*Entries with figure data*.
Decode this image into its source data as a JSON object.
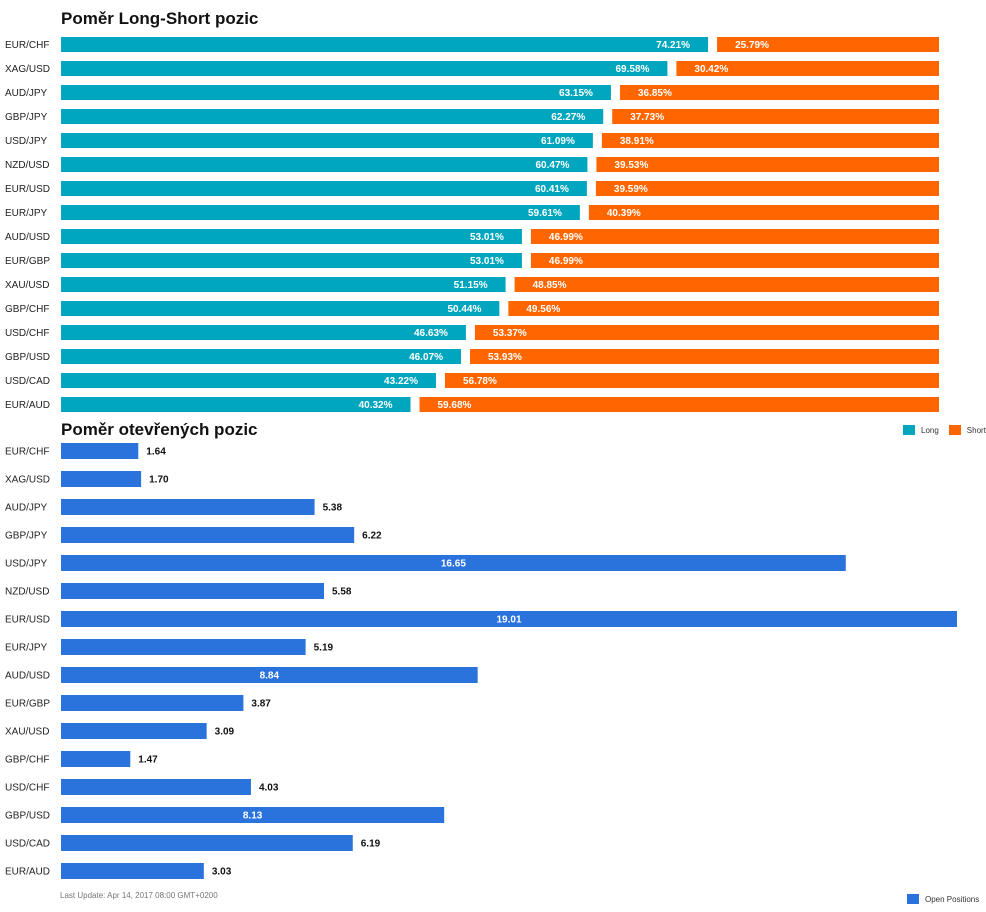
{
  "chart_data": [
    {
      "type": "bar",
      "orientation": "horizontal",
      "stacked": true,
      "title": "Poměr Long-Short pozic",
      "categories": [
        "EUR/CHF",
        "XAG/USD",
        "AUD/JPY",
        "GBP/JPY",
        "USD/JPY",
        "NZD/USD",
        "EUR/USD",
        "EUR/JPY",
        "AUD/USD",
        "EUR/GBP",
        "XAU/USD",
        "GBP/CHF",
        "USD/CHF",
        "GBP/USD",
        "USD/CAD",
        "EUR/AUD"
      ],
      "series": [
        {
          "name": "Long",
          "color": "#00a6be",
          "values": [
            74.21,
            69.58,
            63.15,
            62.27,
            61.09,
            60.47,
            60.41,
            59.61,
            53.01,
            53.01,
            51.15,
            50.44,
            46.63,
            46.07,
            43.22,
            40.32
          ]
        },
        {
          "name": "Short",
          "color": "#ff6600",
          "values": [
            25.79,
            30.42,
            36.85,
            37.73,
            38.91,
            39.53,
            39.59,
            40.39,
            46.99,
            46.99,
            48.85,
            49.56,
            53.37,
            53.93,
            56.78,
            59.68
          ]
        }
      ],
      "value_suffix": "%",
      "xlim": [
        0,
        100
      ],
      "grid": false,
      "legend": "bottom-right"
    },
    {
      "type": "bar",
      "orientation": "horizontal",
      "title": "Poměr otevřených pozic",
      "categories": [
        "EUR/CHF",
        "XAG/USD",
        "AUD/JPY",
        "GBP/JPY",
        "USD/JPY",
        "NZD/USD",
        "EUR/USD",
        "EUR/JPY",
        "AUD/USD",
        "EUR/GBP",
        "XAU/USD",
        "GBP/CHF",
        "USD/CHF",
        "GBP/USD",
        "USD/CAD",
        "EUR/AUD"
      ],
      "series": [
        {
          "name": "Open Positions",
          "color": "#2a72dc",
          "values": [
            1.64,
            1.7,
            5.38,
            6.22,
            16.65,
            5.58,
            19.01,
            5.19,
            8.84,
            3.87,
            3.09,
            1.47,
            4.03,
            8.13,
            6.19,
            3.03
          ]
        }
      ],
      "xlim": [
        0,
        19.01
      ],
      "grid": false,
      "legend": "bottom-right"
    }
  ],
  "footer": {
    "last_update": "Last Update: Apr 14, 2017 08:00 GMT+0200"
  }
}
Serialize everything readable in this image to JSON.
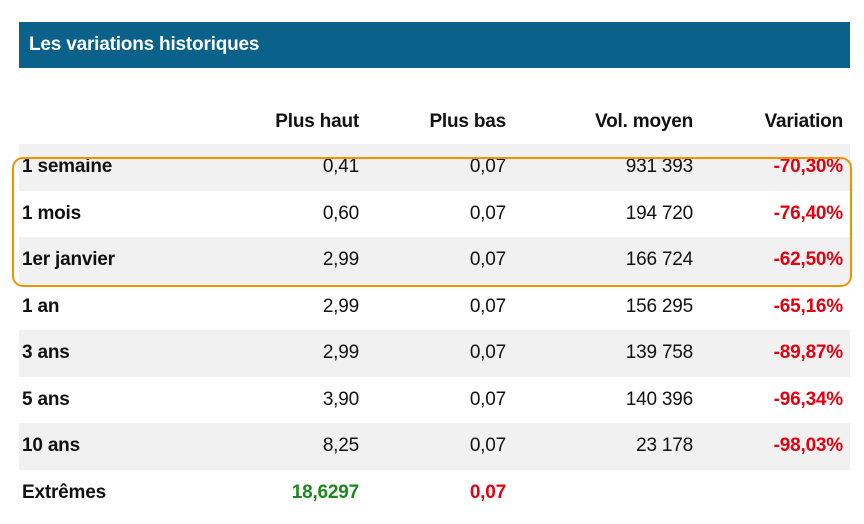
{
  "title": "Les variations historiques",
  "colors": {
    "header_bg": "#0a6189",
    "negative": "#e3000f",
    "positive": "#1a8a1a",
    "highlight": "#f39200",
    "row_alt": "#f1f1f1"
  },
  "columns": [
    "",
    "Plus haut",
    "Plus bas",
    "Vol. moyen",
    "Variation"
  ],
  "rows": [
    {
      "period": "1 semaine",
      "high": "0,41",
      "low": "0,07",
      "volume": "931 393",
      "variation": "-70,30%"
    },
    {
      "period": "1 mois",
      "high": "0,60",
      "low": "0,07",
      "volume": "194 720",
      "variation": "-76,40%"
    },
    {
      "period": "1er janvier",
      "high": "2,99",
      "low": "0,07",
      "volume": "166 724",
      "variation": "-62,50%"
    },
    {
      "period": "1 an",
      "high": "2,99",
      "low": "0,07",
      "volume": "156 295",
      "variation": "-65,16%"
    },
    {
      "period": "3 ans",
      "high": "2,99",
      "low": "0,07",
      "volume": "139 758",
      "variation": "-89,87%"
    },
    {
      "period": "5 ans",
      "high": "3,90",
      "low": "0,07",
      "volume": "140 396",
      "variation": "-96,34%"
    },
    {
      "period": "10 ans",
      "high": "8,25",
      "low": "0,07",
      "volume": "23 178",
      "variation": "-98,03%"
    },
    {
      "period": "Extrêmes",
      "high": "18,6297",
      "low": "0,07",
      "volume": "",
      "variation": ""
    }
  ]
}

*THE PROBLEM*. Exactly reproduce the entries above, minus the pictures.

*RESPONSE TO THE TASK*.
Decode this image into its source data as a JSON object.
{
  "chart_data": [
    {
      "type": "bar",
      "orientation": "horizontal",
      "stacked": true,
      "title": "Poměr Long-Short pozic",
      "categories": [
        "EUR/CHF",
        "XAG/USD",
        "AUD/JPY",
        "GBP/JPY",
        "USD/JPY",
        "NZD/USD",
        "EUR/USD",
        "EUR/JPY",
        "AUD/USD",
        "EUR/GBP",
        "XAU/USD",
        "GBP/CHF",
        "USD/CHF",
        "GBP/USD",
        "USD/CAD",
        "EUR/AUD"
      ],
      "series": [
        {
          "name": "Long",
          "color": "#00a6be",
          "values": [
            74.21,
            69.58,
            63.15,
            62.27,
            61.09,
            60.47,
            60.41,
            59.61,
            53.01,
            53.01,
            51.15,
            50.44,
            46.63,
            46.07,
            43.22,
            40.32
          ]
        },
        {
          "name": "Short",
          "color": "#ff6600",
          "values": [
            25.79,
            30.42,
            36.85,
            37.73,
            38.91,
            39.53,
            39.59,
            40.39,
            46.99,
            46.99,
            48.85,
            49.56,
            53.37,
            53.93,
            56.78,
            59.68
          ]
        }
      ],
      "value_suffix": "%",
      "xlim": [
        0,
        100
      ],
      "grid": false,
      "legend": "bottom-right"
    },
    {
      "type": "bar",
      "orientation": "horizontal",
      "title": "Poměr otevřených pozic",
      "categories": [
        "EUR/CHF",
        "XAG/USD",
        "AUD/JPY",
        "GBP/JPY",
        "USD/JPY",
        "NZD/USD",
        "EUR/USD",
        "EUR/JPY",
        "AUD/USD",
        "EUR/GBP",
        "XAU/USD",
        "GBP/CHF",
        "USD/CHF",
        "GBP/USD",
        "USD/CAD",
        "EUR/AUD"
      ],
      "series": [
        {
          "name": "Open Positions",
          "color": "#2a72dc",
          "values": [
            1.64,
            1.7,
            5.38,
            6.22,
            16.65,
            5.58,
            19.01,
            5.19,
            8.84,
            3.87,
            3.09,
            1.47,
            4.03,
            8.13,
            6.19,
            3.03
          ]
        }
      ],
      "xlim": [
        0,
        19.01
      ],
      "grid": false,
      "legend": "bottom-right"
    }
  ],
  "footer": {
    "last_update": "Last Update: Apr 14, 2017 08:00 GMT+0200"
  }
}
Serialize everything readable in this image to JSON.
{
  "title": "Les variations historiques",
  "colors": {
    "header_bg": "#0a6189",
    "negative": "#e3000f",
    "positive": "#1a8a1a",
    "highlight": "#f39200",
    "row_alt": "#f1f1f1"
  },
  "columns": [
    "",
    "Plus haut",
    "Plus bas",
    "Vol. moyen",
    "Variation"
  ],
  "rows": [
    {
      "period": "1 semaine",
      "high": "0,41",
      "low": "0,07",
      "volume": "931 393",
      "variation": "-70,30%"
    },
    {
      "period": "1 mois",
      "high": "0,60",
      "low": "0,07",
      "volume": "194 720",
      "variation": "-76,40%"
    },
    {
      "period": "1er janvier",
      "high": "2,99",
      "low": "0,07",
      "volume": "166 724",
      "variation": "-62,50%"
    },
    {
      "period": "1 an",
      "high": "2,99",
      "low": "0,07",
      "volume": "156 295",
      "variation": "-65,16%"
    },
    {
      "period": "3 ans",
      "high": "2,99",
      "low": "0,07",
      "volume": "139 758",
      "variation": "-89,87%"
    },
    {
      "period": "5 ans",
      "high": "3,90",
      "low": "0,07",
      "volume": "140 396",
      "variation": "-96,34%"
    },
    {
      "period": "10 ans",
      "high": "8,25",
      "low": "0,07",
      "volume": "23 178",
      "variation": "-98,03%"
    },
    {
      "period": "Extrêmes",
      "high": "18,6297",
      "low": "0,07",
      "volume": "",
      "variation": ""
    }
  ]
}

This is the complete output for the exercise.